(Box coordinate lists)
>> start
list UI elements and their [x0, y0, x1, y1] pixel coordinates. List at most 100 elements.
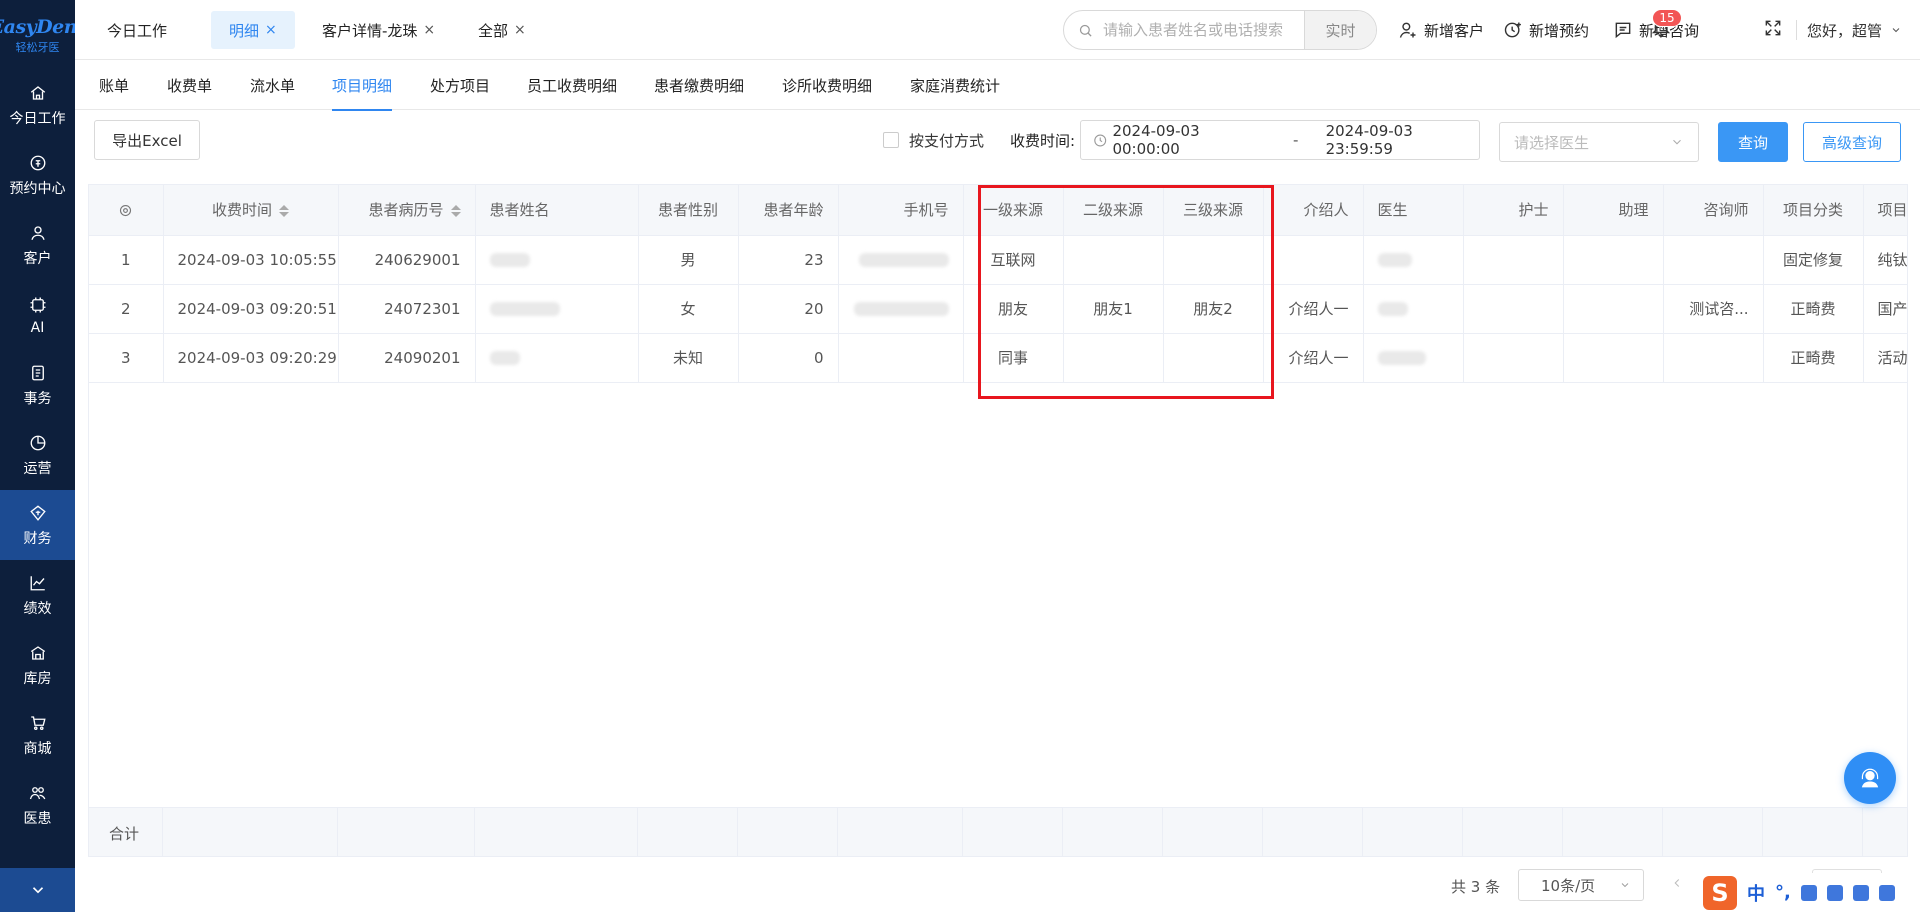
sidebar: EasyDent 轻松牙医 今日工作 预约中心 客户 AI 事务 运营 财务 绩…: [0, 0, 86, 912]
total-cell: [1763, 808, 1863, 856]
cell-source-1: 互联网: [963, 235, 1064, 285]
subtab-staff-charge[interactable]: 员工收费明细: [527, 60, 617, 110]
keyboard-icon[interactable]: [1826, 884, 1843, 901]
task-icon: [27, 362, 49, 384]
tab-today-work[interactable]: 今日工作: [89, 11, 185, 49]
chevron-down-icon: [1673, 139, 1681, 145]
subtab-bill[interactable]: 账单: [99, 60, 129, 110]
nav-item-operation[interactable]: 运营: [0, 420, 75, 490]
microphone-icon[interactable]: [1800, 884, 1817, 901]
tab-customer-detail[interactable]: 客户详情-龙珠 ×: [304, 11, 453, 49]
subtab-patient-payment[interactable]: 患者缴费明细: [654, 60, 744, 110]
table-row[interactable]: 1 2024-09-03 10:05:55 240629001 男 23 互联网…: [89, 235, 1907, 285]
cell-referrer: 介绍人一: [1263, 284, 1364, 334]
add-customer-button[interactable]: 新增客户: [1398, 16, 1484, 44]
add-clock-icon: [1504, 22, 1521, 38]
subtab-charge-form[interactable]: 收费单: [167, 60, 212, 110]
warehouse-icon: [27, 642, 49, 664]
redacted-name: [489, 302, 560, 316]
nav-item-ai[interactable]: AI: [0, 280, 75, 350]
nav-item-performance[interactable]: 绩效: [0, 560, 75, 630]
clock-icon: [1094, 134, 1107, 146]
fullscreen-button[interactable]: [1763, 18, 1783, 38]
subtab-item-detail[interactable]: 项目明细: [332, 60, 393, 111]
cell-phone: [838, 235, 964, 285]
date-range-picker[interactable]: 2024-09-03 00:00:00 - 2024-09-03 23:59:5…: [1080, 120, 1480, 160]
header-record-no[interactable]: 患者病历号: [338, 185, 476, 236]
nav-item-appointment[interactable]: 预约中心: [0, 140, 75, 210]
tab-label: 明细: [229, 21, 260, 40]
ime-toolbar: S 中 °,: [1697, 873, 1920, 912]
start-time[interactable]: 2024-09-03 00:00:00: [1112, 122, 1265, 158]
header-age: 患者年龄: [738, 185, 839, 236]
table-row[interactable]: 2 2024-09-03 09:20:51 24072301 女 20 朋友 朋…: [89, 284, 1907, 334]
total-cell: [1663, 808, 1763, 856]
nav-item-mall[interactable]: 商城: [0, 700, 75, 770]
tab-all[interactable]: 全部 ×: [460, 11, 544, 49]
add-appointment-button[interactable]: 新增预约: [1503, 16, 1589, 44]
nav-item-finance[interactable]: 财务: [0, 490, 75, 560]
nav-label: 今日工作: [9, 111, 66, 127]
table-row[interactable]: 3 2024-09-03 09:20:29 24090201 未知 0 同事 介…: [89, 333, 1907, 383]
cell-age: 0: [738, 333, 839, 383]
subtab-family-consumption[interactable]: 家庭消费统计: [910, 60, 1000, 110]
doctor-select[interactable]: 请选择医生: [1499, 122, 1699, 162]
ime-language[interactable]: 中: [1747, 880, 1765, 906]
column-settings[interactable]: [89, 185, 164, 236]
range-separator: -: [1293, 131, 1299, 149]
nav-item-doctor-patient[interactable]: 医患: [0, 770, 75, 840]
tab-detail[interactable]: 明细 ×: [211, 11, 295, 49]
nav-item-task[interactable]: 事务: [0, 350, 75, 420]
ime-punctuation[interactable]: °,: [1775, 882, 1791, 903]
cell-consultant: [1663, 235, 1764, 285]
page-size-select[interactable]: 10条/页: [1518, 869, 1644, 901]
advanced-query-button[interactable]: 高级查询: [1803, 122, 1901, 162]
ai-icon: [27, 294, 49, 316]
close-icon[interactable]: ×: [514, 22, 526, 38]
patient-search: 实时: [1063, 10, 1377, 50]
subtab-flow[interactable]: 流水单: [250, 60, 295, 110]
subtab-clinic-charge[interactable]: 诊所收费明细: [782, 60, 872, 110]
cell-doctor: [1363, 284, 1464, 334]
header-source-2: 二级来源: [1063, 185, 1164, 236]
greeting-text: 您好，超管: [1807, 21, 1883, 40]
menu-grid-icon[interactable]: [1878, 884, 1895, 901]
query-button[interactable]: 查询: [1718, 122, 1788, 162]
nav-item-today[interactable]: 今日工作: [0, 70, 75, 140]
total-cell: [1463, 808, 1563, 856]
subtab-prescription[interactable]: 处方项目: [430, 60, 490, 110]
prev-page-button[interactable]: [1670, 876, 1684, 892]
customer-service-button[interactable]: [1844, 752, 1896, 804]
cell-source-2: [1063, 235, 1164, 285]
sort-icon[interactable]: [279, 204, 289, 217]
logo[interactable]: EasyDent 轻松牙医: [0, 0, 86, 70]
ime-logo[interactable]: S: [1703, 875, 1737, 910]
end-time[interactable]: 2024-09-03 23:59:59: [1326, 122, 1479, 158]
search-input[interactable]: [1101, 20, 1301, 40]
payment-method-label: 按支付方式: [909, 131, 985, 150]
chevron-left-icon: [1674, 879, 1680, 887]
close-icon[interactable]: ×: [423, 22, 435, 38]
cell-source-2: 朋友1: [1063, 284, 1164, 334]
user-menu[interactable]: 您好，超管: [1807, 16, 1902, 44]
sort-icon[interactable]: [450, 204, 461, 217]
cell-gender: 未知: [638, 333, 739, 383]
export-excel-button[interactable]: 导出Excel: [94, 120, 200, 160]
close-icon[interactable]: ×: [265, 22, 277, 38]
nav-item-warehouse[interactable]: 库房: [0, 630, 75, 700]
table-header-row: 收费时间 患者病历号 患者姓名 患者性别 患者年龄 手机号 一级来源 二级来源 …: [89, 185, 1907, 236]
cell-age: 20: [738, 284, 839, 334]
cell-nurse: [1463, 333, 1564, 383]
redacted-doctor: [1377, 253, 1412, 267]
header-charge-time[interactable]: 收费时间: [163, 185, 339, 236]
realtime-search-button[interactable]: 实时: [1304, 11, 1376, 49]
skin-icon[interactable]: [1852, 884, 1869, 901]
total-cell: [163, 808, 338, 856]
payment-method-toggle[interactable]: 按支付方式: [883, 130, 984, 150]
nav-item-customer[interactable]: 客户: [0, 210, 75, 280]
sidebar-collapse-button[interactable]: [0, 868, 75, 912]
payment-method-checkbox[interactable]: [883, 132, 899, 148]
add-customer-label: 新增客户: [1424, 21, 1485, 40]
nav-label: 商城: [23, 741, 52, 757]
top-bar: 今日工作 明细 × 客户详情-龙珠 × 全部 × 实时 新增客户 新增预约 新增…: [75, 0, 1920, 60]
>> end
## AIM OF THE EXERCISE
Can you reproduce every record above word for word, with the pictures left out?

## TASK SOLUTION
list UI elements and their [x0, y0, x1, y1] pixel coordinates. List at most 100 elements.
sidebar: EasyDent 轻松牙医 今日工作 预约中心 客户 AI 事务 运营 财务 绩…: [0, 0, 86, 912]
total-cell: [1763, 808, 1863, 856]
cell-source-1: 互联网: [963, 235, 1064, 285]
subtab-staff-charge[interactable]: 员工收费明细: [527, 60, 617, 110]
keyboard-icon[interactable]: [1826, 884, 1843, 901]
task-icon: [27, 362, 49, 384]
tab-today-work[interactable]: 今日工作: [89, 11, 185, 49]
chevron-down-icon: [1673, 139, 1681, 145]
subtab-bill[interactable]: 账单: [99, 60, 129, 110]
nav-item-operation[interactable]: 运营: [0, 420, 75, 490]
microphone-icon[interactable]: [1800, 884, 1817, 901]
tab-customer-detail[interactable]: 客户详情-龙珠 ×: [304, 11, 453, 49]
subtab-patient-payment[interactable]: 患者缴费明细: [654, 60, 744, 110]
table-row[interactable]: 1 2024-09-03 10:05:55 240629001 男 23 互联网…: [89, 235, 1907, 285]
cell-referrer: 介绍人一: [1263, 284, 1364, 334]
add-customer-button[interactable]: 新增客户: [1398, 16, 1484, 44]
add-clock-icon: [1504, 22, 1521, 38]
subtab-charge-form[interactable]: 收费单: [167, 60, 212, 110]
warehouse-icon: [27, 642, 49, 664]
redacted-name: [489, 302, 560, 316]
nav-item-ai[interactable]: AI: [0, 280, 75, 350]
nav-item-performance[interactable]: 绩效: [0, 560, 75, 630]
clock-icon: [1094, 134, 1107, 146]
fullscreen-button[interactable]: [1763, 18, 1783, 38]
subtab-item-detail[interactable]: 项目明细: [332, 60, 393, 111]
cell-phone: [838, 235, 964, 285]
date-range-picker[interactable]: 2024-09-03 00:00:00 - 2024-09-03 23:59:5…: [1080, 120, 1480, 160]
header-record-no[interactable]: 患者病历号: [338, 185, 476, 236]
nav-item-appointment[interactable]: 预约中心: [0, 140, 75, 210]
tab-label: 明细: [229, 21, 260, 40]
ime-toolbar: S 中 °,: [1697, 873, 1920, 912]
start-time[interactable]: 2024-09-03 00:00:00: [1112, 122, 1265, 158]
header-age: 患者年龄: [738, 185, 839, 236]
table-row[interactable]: 2 2024-09-03 09:20:51 24072301 女 20 朋友 朋…: [89, 284, 1907, 334]
total-cell: [1663, 808, 1763, 856]
nav-item-mall[interactable]: 商城: [0, 700, 75, 770]
tab-all[interactable]: 全部 ×: [460, 11, 544, 49]
add-appointment-button[interactable]: 新增预约: [1503, 16, 1589, 44]
nav-item-finance[interactable]: 财务: [0, 490, 75, 560]
nav-label: 今日工作: [9, 111, 66, 127]
table-row[interactable]: 3 2024-09-03 09:20:29 24090201 未知 0 同事 介…: [89, 333, 1907, 383]
cell-age: 0: [738, 333, 839, 383]
subtab-family-consumption[interactable]: 家庭消费统计: [910, 60, 1000, 110]
doctor-select[interactable]: 请选择医生: [1499, 122, 1699, 162]
ime-language[interactable]: 中: [1747, 880, 1765, 906]
column-settings[interactable]: [89, 185, 164, 236]
range-separator: -: [1293, 131, 1299, 149]
nav-item-doctor-patient[interactable]: 医患: [0, 770, 75, 840]
tab-detail[interactable]: 明细 ×: [211, 11, 295, 49]
nav-item-task[interactable]: 事务: [0, 350, 75, 420]
ime-punctuation[interactable]: °,: [1775, 882, 1791, 903]
cell-consultant: [1663, 235, 1764, 285]
page-size-select[interactable]: 10条/页: [1518, 869, 1644, 901]
advanced-query-button[interactable]: 高级查询: [1803, 122, 1901, 162]
ai-icon: [27, 294, 49, 316]
close-icon[interactable]: ×: [514, 22, 526, 38]
patient-search: 实时: [1063, 10, 1377, 50]
subtab-flow[interactable]: 流水单: [250, 60, 295, 110]
subtab-clinic-charge[interactable]: 诊所收费明细: [782, 60, 872, 110]
cell-doctor: [1363, 284, 1464, 334]
header-source-2: 二级来源: [1063, 185, 1164, 236]
greeting-text: 您好，超管: [1807, 21, 1883, 40]
menu-grid-icon[interactable]: [1878, 884, 1895, 901]
query-button[interactable]: 查询: [1718, 122, 1788, 162]
nav-item-today[interactable]: 今日工作: [0, 70, 75, 140]
total-cell: [1463, 808, 1563, 856]
subtab-prescription[interactable]: 处方项目: [430, 60, 490, 110]
prev-page-button[interactable]: [1670, 876, 1684, 892]
customer-service-button[interactable]: [1844, 752, 1896, 804]
cell-source-2: [1063, 235, 1164, 285]
sort-icon[interactable]: [279, 204, 289, 217]
logo[interactable]: EasyDent 轻松牙医: [0, 0, 86, 70]
ime-logo[interactable]: S: [1703, 875, 1737, 910]
end-time[interactable]: 2024-09-03 23:59:59: [1326, 122, 1479, 158]
search-input[interactable]: [1101, 20, 1301, 40]
payment-method-label: 按支付方式: [909, 131, 985, 150]
chevron-left-icon: [1674, 879, 1680, 887]
close-icon[interactable]: ×: [423, 22, 435, 38]
cell-source-2: 朋友1: [1063, 284, 1164, 334]
user-menu[interactable]: 您好，超管: [1807, 16, 1902, 44]
sort-icon[interactable]: [450, 204, 461, 217]
cell-gender: 未知: [638, 333, 739, 383]
export-excel-button[interactable]: 导出Excel: [94, 120, 200, 160]
close-icon[interactable]: ×: [265, 22, 277, 38]
nav-item-warehouse[interactable]: 库房: [0, 630, 75, 700]
table-header-row: 收费时间 患者病历号 患者姓名 患者性别 患者年龄 手机号 一级来源 二级来源 …: [89, 185, 1907, 236]
cell-age: 20: [738, 284, 839, 334]
cell-nurse: [1463, 333, 1564, 383]
redacted-doctor: [1377, 253, 1412, 267]
header-charge-time[interactable]: 收费时间: [163, 185, 339, 236]
realtime-search-button[interactable]: 实时: [1304, 11, 1376, 49]
skin-icon[interactable]: [1852, 884, 1869, 901]
total-cell: [163, 808, 338, 856]
payment-method-toggle[interactable]: 按支付方式: [883, 130, 984, 150]
nav-item-customer[interactable]: 客户: [0, 210, 75, 280]
sidebar-collapse-button[interactable]: [0, 868, 75, 912]
payment-method-checkbox[interactable]: [883, 132, 899, 148]
add-customer-label: 新增客户: [1424, 21, 1485, 40]
nav-label: 商城: [23, 741, 52, 757]
top-bar: 今日工作 明细 × 客户详情-龙珠 × 全部 × 实时 新增客户 新增预约 新增…: [75, 0, 1920, 60]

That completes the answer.